- _Tasks for this exercise_
a) Output the part of the passage on enumerated powers that begins at the words "And yet, Indiana" and stops after the words "limited, enumerated powers.". Copy it exactly.
b) For each statement, say yes or no as to whether it agrees with the passage on enumerated powers. Support each answer with the deciding words of the passage, quoted exactly. (i) The words "Take any action" appear in clause (3). (ii) President Madison signed the 1817 legislation supporting internal improvements. (iii) The section says the governor can impose a statewide economic shutdown.
c) Translate this sentence from the passage on enumerated powers into Spanish: "In 1817, President Madison refused to sign legislation supporting what was then called “internal improvements” but which we today call infrastructure."

- _Text block_
The whole section pertains to how the governor may direct state resources. The words “Employ any action” appear in clause (4) in a sentence that clearly relates to the state board of health. The words “Take any action” appear in clause (3) in a sentence that clearly relates to law enforcement. The section does not say the governor can shut down private businesses or impose a statewide economic shutdown.
And yet, Indiana Governor Eric Holcomb has done that. He claims he has the authority, and apparently he does. But he doesn’t get it from the law.
Holcomb’s action may be pragmatic. It may be justified by circumstances. It may produce a utilitarian social benefit, though not a Pareto Optimal one. But it isn’t an enumerated power granted by an informed citizenry in a constitutional republic.
I base this on the sensibilities of the founders — especially James Madison. America is either a constitutional republic governed by laws or it is an oligarchy governed by a few powerful politicians. And the only way a constitutional republic can work is through specific and limited, enumerated powers.
In 1817, President Madison refused to sign legislation supporting what was then called “internal improvements” but which we today call infrastructure.
“The legislative powers vested in Congress are specified and enumerated in the eighth section of the first article of the Constitution, and it does not appear that the power proposed to be exercised by the bill is among the enumerated powers….”
This was not a case of Madison not wanting to do something, and hiding behind a strict reading of the Constitution to give himself an excuse not to do it. In a lengthy statement, Madison combs the Constitution from end to end, trying to find language that would allow the infrastructure bill to go through. He considers and discards “the power to regulate commerce among the several states” and “to provide for the common defense and the general welfare” and concludes that Congressional power to build roads and canals just doesn’t exist.

- _Provided data_
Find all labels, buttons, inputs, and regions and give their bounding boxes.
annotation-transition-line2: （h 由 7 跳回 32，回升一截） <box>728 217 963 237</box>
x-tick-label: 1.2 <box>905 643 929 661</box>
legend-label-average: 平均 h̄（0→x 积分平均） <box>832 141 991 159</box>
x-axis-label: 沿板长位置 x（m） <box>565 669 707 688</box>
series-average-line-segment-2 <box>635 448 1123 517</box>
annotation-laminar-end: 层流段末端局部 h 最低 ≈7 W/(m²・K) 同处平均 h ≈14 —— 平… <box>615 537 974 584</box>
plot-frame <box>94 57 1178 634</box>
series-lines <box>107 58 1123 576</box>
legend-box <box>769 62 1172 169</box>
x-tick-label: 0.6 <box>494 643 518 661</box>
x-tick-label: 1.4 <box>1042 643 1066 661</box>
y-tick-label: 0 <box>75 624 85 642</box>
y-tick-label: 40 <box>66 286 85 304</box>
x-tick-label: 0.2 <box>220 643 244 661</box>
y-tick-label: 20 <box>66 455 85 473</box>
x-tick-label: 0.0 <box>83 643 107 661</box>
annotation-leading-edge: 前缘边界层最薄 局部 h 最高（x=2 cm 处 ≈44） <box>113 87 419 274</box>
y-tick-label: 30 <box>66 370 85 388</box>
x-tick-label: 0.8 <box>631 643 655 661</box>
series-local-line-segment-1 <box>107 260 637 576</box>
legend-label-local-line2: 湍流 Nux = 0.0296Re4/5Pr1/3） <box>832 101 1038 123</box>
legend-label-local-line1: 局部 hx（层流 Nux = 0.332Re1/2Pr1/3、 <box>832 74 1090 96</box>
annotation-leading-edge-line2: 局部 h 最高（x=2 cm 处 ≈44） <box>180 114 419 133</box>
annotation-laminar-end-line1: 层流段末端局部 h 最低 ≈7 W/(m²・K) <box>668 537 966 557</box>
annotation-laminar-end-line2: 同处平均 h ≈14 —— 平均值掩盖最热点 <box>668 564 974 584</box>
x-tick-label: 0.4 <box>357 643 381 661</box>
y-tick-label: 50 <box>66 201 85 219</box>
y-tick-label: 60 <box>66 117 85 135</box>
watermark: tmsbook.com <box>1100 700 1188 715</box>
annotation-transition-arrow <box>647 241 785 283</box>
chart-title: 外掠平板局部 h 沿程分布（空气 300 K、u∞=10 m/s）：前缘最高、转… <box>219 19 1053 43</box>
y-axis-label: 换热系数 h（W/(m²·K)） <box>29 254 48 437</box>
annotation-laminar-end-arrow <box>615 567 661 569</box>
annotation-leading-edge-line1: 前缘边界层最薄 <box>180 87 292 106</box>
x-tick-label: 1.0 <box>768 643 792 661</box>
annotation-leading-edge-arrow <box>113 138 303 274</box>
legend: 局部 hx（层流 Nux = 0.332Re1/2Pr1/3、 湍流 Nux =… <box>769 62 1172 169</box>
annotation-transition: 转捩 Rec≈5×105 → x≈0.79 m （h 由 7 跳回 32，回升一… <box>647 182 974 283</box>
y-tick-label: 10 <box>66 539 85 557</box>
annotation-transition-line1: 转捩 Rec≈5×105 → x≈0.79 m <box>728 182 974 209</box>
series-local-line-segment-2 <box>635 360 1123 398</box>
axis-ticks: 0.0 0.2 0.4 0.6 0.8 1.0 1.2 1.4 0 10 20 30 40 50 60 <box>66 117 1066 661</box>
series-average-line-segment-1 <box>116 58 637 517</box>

- _Responses by item number_
a)
And yet, Indiana Governor Eric Holcomb has done that. He claims he has the authority, and apparently he does. But he doesn’t get it from the law.
Holcomb’s action may be pragmatic. It may be justified by circumstances. It may produce a utilitarian social benefit, though not a Pareto Optimal one. But it isn’t an enumerated power granted by an informed citizenry in a constitutional republic.
I base this on the sensibilities of the founders — especially James Madison. America is either a constitutional republic governed by laws or it is an oligarchy governed by a few powerful politicians. And the only way a constitutional republic can work is through specific and limited, enumerated powers.

b)
(i) Yes: "The words “Take any action” appear in clause (3) in a sentence that clearly relates to law enforcement."
(ii) No: "In 1817, President Madison refused to sign legislation supporting what was then called “internal improvements”"
(iii) No: "The section does not say the governor can shut down private businesses or impose a statewide economic shutdown."

c) En 1817, el presidente Madison se negó a firmar una ley que apoyaba lo que entonces se llamaba «mejoras internas», pero que hoy llamamos infraestructura.